** BEGIN **

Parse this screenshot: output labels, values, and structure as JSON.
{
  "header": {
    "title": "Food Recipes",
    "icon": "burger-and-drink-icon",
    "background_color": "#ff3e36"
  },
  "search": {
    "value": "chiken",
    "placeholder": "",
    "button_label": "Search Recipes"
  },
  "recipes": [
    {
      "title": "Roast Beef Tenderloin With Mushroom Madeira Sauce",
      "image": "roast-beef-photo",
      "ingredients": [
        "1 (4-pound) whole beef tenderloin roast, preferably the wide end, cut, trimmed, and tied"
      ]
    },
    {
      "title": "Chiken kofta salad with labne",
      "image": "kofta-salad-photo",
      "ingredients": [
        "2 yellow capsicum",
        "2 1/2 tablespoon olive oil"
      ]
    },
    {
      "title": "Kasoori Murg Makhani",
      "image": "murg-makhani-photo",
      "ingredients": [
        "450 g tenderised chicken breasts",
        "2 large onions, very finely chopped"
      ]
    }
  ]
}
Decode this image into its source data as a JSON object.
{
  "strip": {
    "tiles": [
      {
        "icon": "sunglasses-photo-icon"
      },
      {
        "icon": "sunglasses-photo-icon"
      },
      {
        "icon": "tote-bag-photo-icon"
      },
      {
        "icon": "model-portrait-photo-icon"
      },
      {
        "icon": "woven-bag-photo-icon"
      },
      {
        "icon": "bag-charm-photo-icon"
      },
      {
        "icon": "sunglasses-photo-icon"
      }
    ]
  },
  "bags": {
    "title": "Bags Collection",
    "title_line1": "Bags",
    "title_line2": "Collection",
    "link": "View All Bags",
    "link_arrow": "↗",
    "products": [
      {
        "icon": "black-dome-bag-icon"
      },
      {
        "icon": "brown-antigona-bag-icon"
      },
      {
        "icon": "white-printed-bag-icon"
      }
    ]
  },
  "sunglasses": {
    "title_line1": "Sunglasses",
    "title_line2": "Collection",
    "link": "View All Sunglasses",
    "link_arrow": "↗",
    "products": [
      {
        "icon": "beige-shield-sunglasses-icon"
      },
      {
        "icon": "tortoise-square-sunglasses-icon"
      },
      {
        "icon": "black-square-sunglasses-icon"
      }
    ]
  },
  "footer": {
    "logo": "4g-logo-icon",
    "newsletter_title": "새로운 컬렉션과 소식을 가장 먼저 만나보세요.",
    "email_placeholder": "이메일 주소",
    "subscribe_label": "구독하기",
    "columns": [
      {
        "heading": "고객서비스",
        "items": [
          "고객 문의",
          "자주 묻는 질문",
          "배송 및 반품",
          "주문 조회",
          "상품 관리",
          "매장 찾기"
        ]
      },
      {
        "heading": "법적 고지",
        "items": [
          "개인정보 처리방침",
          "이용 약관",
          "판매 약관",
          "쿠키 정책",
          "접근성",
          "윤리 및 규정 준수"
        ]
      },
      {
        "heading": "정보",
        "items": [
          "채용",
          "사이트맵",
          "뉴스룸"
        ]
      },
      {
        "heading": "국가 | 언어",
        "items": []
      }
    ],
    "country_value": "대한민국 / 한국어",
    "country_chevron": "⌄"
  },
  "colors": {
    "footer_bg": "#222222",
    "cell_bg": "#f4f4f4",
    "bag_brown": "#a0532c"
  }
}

** END **

◆ **CHALLENGE**
Give back exactly the lines running from the line containing "Decode this image" through the end of the material above, both included, and nothing beyond them.

◆ **THE SOLUTION**
Decode this image into its source data as a JSON object.
{
  "strip": {
    "tiles": [
      {
        "icon": "sunglasses-photo-icon"
      },
      {
        "icon": "sunglasses-photo-icon"
      },
      {
        "icon": "tote-bag-photo-icon"
      },
      {
        "icon": "model-portrait-photo-icon"
      },
      {
        "icon": "woven-bag-photo-icon"
      },
      {
        "icon": "bag-charm-photo-icon"
      },
      {
        "icon": "sunglasses-photo-icon"
      }
    ]
  },
  "bags": {
    "title": "Bags Collection",
    "title_line1": "Bags",
    "title_line2": "Collection",
    "link": "View All Bags",
    "link_arrow": "↗",
    "products": [
      {
        "icon": "black-dome-bag-icon"
      },
      {
        "icon": "brown-antigona-bag-icon"
      },
      {
        "icon": "white-printed-bag-icon"
      }
    ]
  },
  "sunglasses": {
    "title_line1": "Sunglasses",
    "title_line2": "Collection",
    "link": "View All Sunglasses",
    "link_arrow": "↗",
    "products": [
      {
        "icon": "beige-shield-sunglasses-icon"
      },
      {
        "icon": "tortoise-square-sunglasses-icon"
      },
      {
        "icon": "black-square-sunglasses-icon"
      }
    ]
  },
  "footer": {
    "logo": "4g-logo-icon",
    "newsletter_title": "새로운 컬렉션과 소식을 가장 먼저 만나보세요.",
    "email_placeholder": "이메일 주소",
    "subscribe_label": "구독하기",
    "columns": [
      {
        "heading": "고객서비스",
        "items": [
          "고객 문의",
          "자주 묻는 질문",
          "배송 및 반품",
          "주문 조회",
          "상품 관리",
          "매장 찾기"
        ]
      },
      {
        "heading": "법적 고지",
        "items": [
          "개인정보 처리방침",
          "이용 약관",
          "판매 약관",
          "쿠키 정책",
          "접근성",
          "윤리 및 규정 준수"
        ]
      },
      {
        "heading": "정보",
        "items": [
          "채용",
          "사이트맵",
          "뉴스룸"
        ]
      },
      {
        "heading": "국가 | 언어",
        "items": []
      }
    ],
    "country_value": "대한민국 / 한국어",
    "country_chevron": "⌄"
  },
  "colors": {
    "footer_bg": "#222222",
    "cell_bg": "#f4f4f4",
    "bag_brown": "#a0532c"
  }
}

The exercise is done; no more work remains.